* BEGIN Task material *

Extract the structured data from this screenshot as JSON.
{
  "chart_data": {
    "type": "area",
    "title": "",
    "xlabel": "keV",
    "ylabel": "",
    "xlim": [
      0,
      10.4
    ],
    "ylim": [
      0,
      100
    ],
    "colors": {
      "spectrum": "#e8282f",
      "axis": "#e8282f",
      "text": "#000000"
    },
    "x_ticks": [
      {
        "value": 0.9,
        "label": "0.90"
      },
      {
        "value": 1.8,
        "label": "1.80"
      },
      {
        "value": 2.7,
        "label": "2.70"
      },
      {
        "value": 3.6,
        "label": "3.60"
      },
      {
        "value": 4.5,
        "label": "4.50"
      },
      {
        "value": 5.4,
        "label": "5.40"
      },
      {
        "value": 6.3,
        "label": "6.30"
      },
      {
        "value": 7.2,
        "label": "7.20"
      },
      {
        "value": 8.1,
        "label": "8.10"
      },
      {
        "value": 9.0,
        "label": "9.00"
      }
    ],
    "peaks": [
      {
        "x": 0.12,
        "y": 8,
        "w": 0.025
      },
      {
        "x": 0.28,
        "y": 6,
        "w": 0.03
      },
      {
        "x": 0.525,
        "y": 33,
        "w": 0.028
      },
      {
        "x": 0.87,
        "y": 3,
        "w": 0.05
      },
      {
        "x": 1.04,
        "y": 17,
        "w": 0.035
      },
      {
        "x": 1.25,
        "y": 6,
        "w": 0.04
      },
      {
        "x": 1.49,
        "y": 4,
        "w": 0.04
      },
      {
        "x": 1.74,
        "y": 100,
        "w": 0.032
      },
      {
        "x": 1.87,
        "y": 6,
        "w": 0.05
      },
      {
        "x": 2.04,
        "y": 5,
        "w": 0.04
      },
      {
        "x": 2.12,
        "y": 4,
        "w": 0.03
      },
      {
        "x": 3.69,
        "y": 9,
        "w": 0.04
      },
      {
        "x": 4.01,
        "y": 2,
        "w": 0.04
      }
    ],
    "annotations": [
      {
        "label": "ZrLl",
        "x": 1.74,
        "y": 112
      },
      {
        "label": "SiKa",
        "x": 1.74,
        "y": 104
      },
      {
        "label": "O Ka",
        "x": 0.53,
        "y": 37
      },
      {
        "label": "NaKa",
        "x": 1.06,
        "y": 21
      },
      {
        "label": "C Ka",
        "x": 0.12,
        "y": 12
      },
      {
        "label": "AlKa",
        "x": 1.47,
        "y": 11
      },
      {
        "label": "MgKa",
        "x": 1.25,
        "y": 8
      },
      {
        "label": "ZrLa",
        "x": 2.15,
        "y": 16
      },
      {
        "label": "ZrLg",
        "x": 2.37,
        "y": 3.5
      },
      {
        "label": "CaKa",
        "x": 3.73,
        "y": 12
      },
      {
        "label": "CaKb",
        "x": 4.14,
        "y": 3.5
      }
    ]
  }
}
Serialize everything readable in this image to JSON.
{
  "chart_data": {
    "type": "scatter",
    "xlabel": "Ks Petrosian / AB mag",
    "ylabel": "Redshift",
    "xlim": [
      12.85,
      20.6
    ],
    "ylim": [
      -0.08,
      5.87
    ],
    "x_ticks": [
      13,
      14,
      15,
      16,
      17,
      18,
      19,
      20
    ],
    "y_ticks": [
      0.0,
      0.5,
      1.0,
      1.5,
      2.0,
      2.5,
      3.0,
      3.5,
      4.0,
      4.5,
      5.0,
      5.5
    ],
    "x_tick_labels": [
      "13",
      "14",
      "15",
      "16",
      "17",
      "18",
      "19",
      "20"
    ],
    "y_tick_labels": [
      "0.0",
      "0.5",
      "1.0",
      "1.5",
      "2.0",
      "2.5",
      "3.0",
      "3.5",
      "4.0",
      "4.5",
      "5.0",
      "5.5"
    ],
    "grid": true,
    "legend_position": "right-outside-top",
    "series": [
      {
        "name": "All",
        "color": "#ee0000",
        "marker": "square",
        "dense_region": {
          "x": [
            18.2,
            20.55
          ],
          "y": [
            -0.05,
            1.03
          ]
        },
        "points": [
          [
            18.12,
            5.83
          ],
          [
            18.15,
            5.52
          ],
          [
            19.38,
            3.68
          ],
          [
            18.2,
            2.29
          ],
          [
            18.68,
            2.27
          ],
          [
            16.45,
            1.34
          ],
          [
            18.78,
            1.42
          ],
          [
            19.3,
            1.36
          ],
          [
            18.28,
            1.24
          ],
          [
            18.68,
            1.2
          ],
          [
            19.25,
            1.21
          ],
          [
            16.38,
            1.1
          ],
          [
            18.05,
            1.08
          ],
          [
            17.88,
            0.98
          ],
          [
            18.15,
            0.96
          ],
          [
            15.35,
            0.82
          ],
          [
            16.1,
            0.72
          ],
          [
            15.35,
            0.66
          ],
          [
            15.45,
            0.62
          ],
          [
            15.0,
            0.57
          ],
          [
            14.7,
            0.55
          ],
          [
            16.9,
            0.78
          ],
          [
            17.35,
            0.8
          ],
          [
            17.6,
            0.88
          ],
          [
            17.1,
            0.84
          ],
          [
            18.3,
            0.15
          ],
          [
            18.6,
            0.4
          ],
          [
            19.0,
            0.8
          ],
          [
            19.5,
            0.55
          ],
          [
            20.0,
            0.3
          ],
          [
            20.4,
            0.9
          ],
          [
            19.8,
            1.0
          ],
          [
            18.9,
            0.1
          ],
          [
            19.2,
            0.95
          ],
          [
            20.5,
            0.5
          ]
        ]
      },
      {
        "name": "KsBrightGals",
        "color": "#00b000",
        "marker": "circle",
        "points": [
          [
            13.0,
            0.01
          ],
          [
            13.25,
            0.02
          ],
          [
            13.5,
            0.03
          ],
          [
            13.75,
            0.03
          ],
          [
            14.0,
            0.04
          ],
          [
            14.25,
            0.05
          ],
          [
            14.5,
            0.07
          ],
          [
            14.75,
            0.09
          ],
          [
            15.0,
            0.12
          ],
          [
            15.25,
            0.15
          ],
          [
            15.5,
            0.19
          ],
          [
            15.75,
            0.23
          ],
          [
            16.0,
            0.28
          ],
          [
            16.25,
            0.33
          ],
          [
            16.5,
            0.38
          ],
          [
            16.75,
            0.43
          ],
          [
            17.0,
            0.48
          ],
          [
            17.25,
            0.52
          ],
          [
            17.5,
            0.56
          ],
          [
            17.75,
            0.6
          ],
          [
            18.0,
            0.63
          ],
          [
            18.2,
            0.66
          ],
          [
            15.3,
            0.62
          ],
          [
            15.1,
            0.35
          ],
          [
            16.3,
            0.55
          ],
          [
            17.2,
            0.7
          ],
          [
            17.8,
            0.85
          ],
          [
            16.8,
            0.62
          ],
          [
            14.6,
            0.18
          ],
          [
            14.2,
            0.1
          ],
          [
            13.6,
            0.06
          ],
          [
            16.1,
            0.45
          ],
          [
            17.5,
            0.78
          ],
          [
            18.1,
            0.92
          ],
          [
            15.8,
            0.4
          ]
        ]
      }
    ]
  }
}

* END Task material *

Show every line where the string "xlabel" appears.

    "xlabel": "keV",
    "xlabel": "Ks Petrosian / AB mag",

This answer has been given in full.